• _WHAT YOU SHOULD DO_
Copy the following data verbatim, leaving out the pictures.

• _DATA_
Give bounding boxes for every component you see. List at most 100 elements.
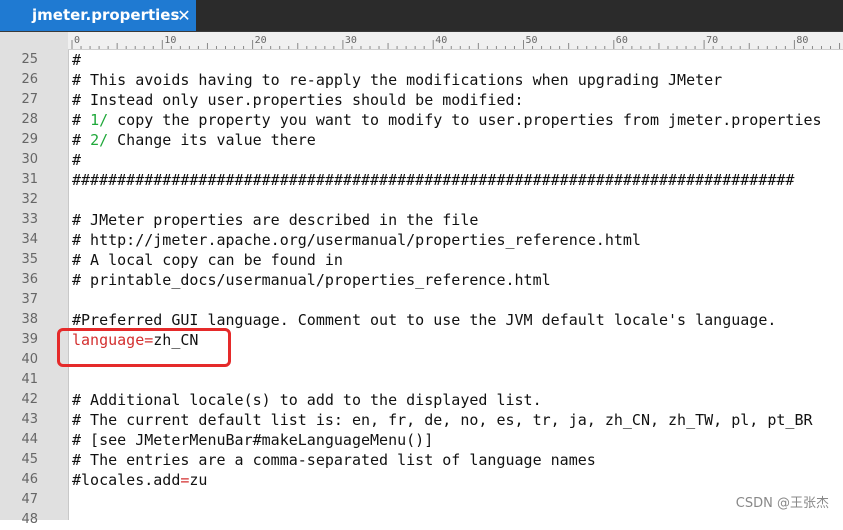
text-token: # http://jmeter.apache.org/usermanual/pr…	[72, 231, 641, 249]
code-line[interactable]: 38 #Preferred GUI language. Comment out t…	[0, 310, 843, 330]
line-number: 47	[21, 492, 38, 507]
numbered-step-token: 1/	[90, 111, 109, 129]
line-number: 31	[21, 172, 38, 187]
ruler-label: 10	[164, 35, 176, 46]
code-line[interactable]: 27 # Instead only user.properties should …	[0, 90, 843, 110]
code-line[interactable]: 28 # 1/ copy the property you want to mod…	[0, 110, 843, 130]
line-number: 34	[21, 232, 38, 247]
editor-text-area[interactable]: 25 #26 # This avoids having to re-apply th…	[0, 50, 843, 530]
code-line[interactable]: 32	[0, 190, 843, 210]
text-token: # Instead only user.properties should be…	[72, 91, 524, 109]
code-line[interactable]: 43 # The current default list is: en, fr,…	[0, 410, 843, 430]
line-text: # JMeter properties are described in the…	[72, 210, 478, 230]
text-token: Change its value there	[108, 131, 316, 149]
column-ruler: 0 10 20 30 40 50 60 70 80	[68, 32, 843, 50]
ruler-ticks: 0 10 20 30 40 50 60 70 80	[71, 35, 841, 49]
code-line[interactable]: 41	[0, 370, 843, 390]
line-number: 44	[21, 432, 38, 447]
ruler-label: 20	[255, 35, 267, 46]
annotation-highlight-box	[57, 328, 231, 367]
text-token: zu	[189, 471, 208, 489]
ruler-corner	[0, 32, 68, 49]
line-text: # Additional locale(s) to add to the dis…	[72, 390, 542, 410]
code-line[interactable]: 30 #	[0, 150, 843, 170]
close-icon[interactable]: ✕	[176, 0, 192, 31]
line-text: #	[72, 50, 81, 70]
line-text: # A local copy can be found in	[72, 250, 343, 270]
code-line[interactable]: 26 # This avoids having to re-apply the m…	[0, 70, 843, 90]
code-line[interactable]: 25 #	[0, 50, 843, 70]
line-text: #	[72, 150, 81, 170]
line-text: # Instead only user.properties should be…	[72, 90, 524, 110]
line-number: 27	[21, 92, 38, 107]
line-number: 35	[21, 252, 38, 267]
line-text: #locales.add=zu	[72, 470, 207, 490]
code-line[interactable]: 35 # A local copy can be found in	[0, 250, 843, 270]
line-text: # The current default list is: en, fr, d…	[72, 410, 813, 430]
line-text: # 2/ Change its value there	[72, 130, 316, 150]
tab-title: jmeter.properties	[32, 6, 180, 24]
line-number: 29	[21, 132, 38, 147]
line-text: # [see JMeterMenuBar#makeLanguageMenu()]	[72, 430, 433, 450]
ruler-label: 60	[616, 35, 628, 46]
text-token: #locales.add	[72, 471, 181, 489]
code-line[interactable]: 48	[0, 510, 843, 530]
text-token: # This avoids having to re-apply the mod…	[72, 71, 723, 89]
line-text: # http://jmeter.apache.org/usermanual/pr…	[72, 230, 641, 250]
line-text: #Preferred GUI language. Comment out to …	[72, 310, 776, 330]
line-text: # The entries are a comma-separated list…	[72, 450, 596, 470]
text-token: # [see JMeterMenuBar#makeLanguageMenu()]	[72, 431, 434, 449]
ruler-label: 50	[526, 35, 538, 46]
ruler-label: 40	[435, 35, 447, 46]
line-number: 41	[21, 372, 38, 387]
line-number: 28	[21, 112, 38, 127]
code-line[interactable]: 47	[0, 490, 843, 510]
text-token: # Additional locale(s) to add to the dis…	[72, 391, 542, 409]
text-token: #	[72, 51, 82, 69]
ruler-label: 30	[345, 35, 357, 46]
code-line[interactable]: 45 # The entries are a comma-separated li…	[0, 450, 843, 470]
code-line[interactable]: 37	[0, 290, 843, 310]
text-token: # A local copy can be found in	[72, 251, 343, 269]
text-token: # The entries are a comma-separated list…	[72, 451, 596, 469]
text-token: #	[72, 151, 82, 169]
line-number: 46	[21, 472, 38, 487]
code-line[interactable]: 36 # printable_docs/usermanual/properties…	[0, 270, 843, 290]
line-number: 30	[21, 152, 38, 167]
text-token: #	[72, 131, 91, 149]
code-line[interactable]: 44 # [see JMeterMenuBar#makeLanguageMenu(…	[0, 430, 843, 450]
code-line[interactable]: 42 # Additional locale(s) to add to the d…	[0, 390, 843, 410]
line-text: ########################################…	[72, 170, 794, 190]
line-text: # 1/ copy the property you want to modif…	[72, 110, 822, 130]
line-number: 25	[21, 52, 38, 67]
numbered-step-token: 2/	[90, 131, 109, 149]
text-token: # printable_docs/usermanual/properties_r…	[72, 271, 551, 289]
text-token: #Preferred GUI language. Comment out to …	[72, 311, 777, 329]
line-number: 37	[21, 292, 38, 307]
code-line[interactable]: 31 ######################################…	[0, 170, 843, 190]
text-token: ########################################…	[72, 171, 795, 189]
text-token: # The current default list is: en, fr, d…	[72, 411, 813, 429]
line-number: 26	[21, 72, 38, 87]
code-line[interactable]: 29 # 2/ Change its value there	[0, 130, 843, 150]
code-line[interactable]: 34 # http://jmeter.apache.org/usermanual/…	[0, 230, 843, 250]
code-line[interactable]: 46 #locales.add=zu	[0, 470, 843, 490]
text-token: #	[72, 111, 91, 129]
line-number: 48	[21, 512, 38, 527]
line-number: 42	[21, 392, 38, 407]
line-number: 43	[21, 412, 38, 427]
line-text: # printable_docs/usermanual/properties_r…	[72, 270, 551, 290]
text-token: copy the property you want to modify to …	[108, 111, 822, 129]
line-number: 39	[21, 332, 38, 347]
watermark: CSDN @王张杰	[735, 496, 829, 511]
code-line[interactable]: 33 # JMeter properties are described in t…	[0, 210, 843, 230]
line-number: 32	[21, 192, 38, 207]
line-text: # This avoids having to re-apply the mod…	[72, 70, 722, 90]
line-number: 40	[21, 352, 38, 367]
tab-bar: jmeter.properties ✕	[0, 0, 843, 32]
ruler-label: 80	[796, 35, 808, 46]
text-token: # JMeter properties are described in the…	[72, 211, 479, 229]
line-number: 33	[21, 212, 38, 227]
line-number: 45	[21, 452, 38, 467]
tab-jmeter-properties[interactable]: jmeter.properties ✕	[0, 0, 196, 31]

• _RESPONSE FOR THIS EXERCISE_
Give bounding boxes for every component you see. List at most 100 elements.
text-token: # http://jmeter.apache.org/usermanual/pr…	[72, 231, 641, 249]
code-line[interactable]: 38 #Preferred GUI language. Comment out t…	[0, 310, 843, 330]
line-number: 47	[21, 492, 38, 507]
numbered-step-token: 1/	[90, 111, 109, 129]
line-number: 31	[21, 172, 38, 187]
ruler-label: 10	[164, 35, 176, 46]
code-line[interactable]: 27 # Instead only user.properties should …	[0, 90, 843, 110]
code-line[interactable]: 28 # 1/ copy the property you want to mod…	[0, 110, 843, 130]
line-number: 34	[21, 232, 38, 247]
editor-text-area[interactable]: 25 #26 # This avoids having to re-apply th…	[0, 50, 843, 530]
code-line[interactable]: 32	[0, 190, 843, 210]
text-token: # Instead only user.properties should be…	[72, 91, 524, 109]
code-line[interactable]: 43 # The current default list is: en, fr,…	[0, 410, 843, 430]
line-text: # JMeter properties are described in the…	[72, 210, 478, 230]
text-token: Change its value there	[108, 131, 316, 149]
column-ruler: 0 10 20 30 40 50 60 70 80	[68, 32, 843, 50]
ruler-ticks: 0 10 20 30 40 50 60 70 80	[71, 35, 841, 49]
code-line[interactable]: 41	[0, 370, 843, 390]
line-number: 44	[21, 432, 38, 447]
ruler-label: 20	[255, 35, 267, 46]
annotation-highlight-box	[57, 328, 231, 367]
text-token: zu	[189, 471, 208, 489]
ruler-corner	[0, 32, 68, 49]
line-text: # Additional locale(s) to add to the dis…	[72, 390, 542, 410]
code-line[interactable]: 30 #	[0, 150, 843, 170]
close-icon[interactable]: ✕	[176, 0, 192, 31]
line-text: #	[72, 50, 81, 70]
line-text: # A local copy can be found in	[72, 250, 343, 270]
code-line[interactable]: 26 # This avoids having to re-apply the m…	[0, 70, 843, 90]
code-line[interactable]: 25 #	[0, 50, 843, 70]
line-text: #	[72, 150, 81, 170]
line-text: # Instead only user.properties should be…	[72, 90, 524, 110]
line-number: 27	[21, 92, 38, 107]
line-number: 35	[21, 252, 38, 267]
line-text: #locales.add=zu	[72, 470, 207, 490]
code-line[interactable]: 35 # A local copy can be found in	[0, 250, 843, 270]
line-text: # The current default list is: en, fr, d…	[72, 410, 813, 430]
line-text: # 2/ Change its value there	[72, 130, 316, 150]
tab-title: jmeter.properties	[32, 6, 180, 24]
line-number: 29	[21, 132, 38, 147]
line-text: # [see JMeterMenuBar#makeLanguageMenu()]	[72, 430, 433, 450]
ruler-label: 60	[616, 35, 628, 46]
text-token: #locales.add	[72, 471, 181, 489]
code-line[interactable]: 48	[0, 510, 843, 530]
text-token: # This avoids having to re-apply the mod…	[72, 71, 723, 89]
line-text: # http://jmeter.apache.org/usermanual/pr…	[72, 230, 641, 250]
line-text: #Preferred GUI language. Comment out to …	[72, 310, 776, 330]
line-text: # The entries are a comma-separated list…	[72, 450, 596, 470]
text-token: # [see JMeterMenuBar#makeLanguageMenu()]	[72, 431, 434, 449]
ruler-label: 50	[526, 35, 538, 46]
ruler-label: 40	[435, 35, 447, 46]
line-number: 41	[21, 372, 38, 387]
line-number: 28	[21, 112, 38, 127]
code-line[interactable]: 47	[0, 490, 843, 510]
text-token: # Additional locale(s) to add to the dis…	[72, 391, 542, 409]
text-token: #	[72, 51, 82, 69]
ruler-label: 30	[345, 35, 357, 46]
code-line[interactable]: 45 # The entries are a comma-separated li…	[0, 450, 843, 470]
code-line[interactable]: 37	[0, 290, 843, 310]
text-token: # A local copy can be found in	[72, 251, 343, 269]
text-token: # The entries are a comma-separated list…	[72, 451, 596, 469]
text-token: #	[72, 151, 82, 169]
line-number: 46	[21, 472, 38, 487]
code-line[interactable]: 36 # printable_docs/usermanual/properties…	[0, 270, 843, 290]
line-number: 30	[21, 152, 38, 167]
text-token: #	[72, 131, 91, 149]
code-line[interactable]: 44 # [see JMeterMenuBar#makeLanguageMenu(…	[0, 430, 843, 450]
code-line[interactable]: 42 # Additional locale(s) to add to the d…	[0, 390, 843, 410]
line-text: ########################################…	[72, 170, 794, 190]
line-text: # 1/ copy the property you want to modif…	[72, 110, 822, 130]
line-number: 25	[21, 52, 38, 67]
numbered-step-token: 2/	[90, 131, 109, 149]
text-token: # printable_docs/usermanual/properties_r…	[72, 271, 551, 289]
text-token: #Preferred GUI language. Comment out to …	[72, 311, 777, 329]
line-number: 37	[21, 292, 38, 307]
code-line[interactable]: 31 ######################################…	[0, 170, 843, 190]
text-token: ########################################…	[72, 171, 795, 189]
text-token: # The current default list is: en, fr, d…	[72, 411, 813, 429]
line-number: 26	[21, 72, 38, 87]
code-line[interactable]: 29 # 2/ Change its value there	[0, 130, 843, 150]
code-line[interactable]: 34 # http://jmeter.apache.org/usermanual/…	[0, 230, 843, 250]
code-line[interactable]: 46 #locales.add=zu	[0, 470, 843, 490]
text-token: #	[72, 111, 91, 129]
line-number: 48	[21, 512, 38, 527]
line-number: 42	[21, 392, 38, 407]
line-number: 43	[21, 412, 38, 427]
line-text: # printable_docs/usermanual/properties_r…	[72, 270, 551, 290]
text-token: copy the property you want to modify to …	[108, 111, 822, 129]
line-number: 39	[21, 332, 38, 347]
watermark: CSDN @王张杰	[735, 496, 829, 511]
code-line[interactable]: 33 # JMeter properties are described in t…	[0, 210, 843, 230]
line-number: 32	[21, 192, 38, 207]
line-text: # This avoids having to re-apply the mod…	[72, 70, 722, 90]
line-number: 40	[21, 352, 38, 367]
tab-bar: jmeter.properties ✕	[0, 0, 843, 32]
ruler-label: 80	[796, 35, 808, 46]
text-token: # JMeter properties are described in the…	[72, 211, 479, 229]
line-number: 33	[21, 212, 38, 227]
line-number: 45	[21, 452, 38, 467]
tab-jmeter-properties[interactable]: jmeter.properties ✕	[0, 0, 196, 31]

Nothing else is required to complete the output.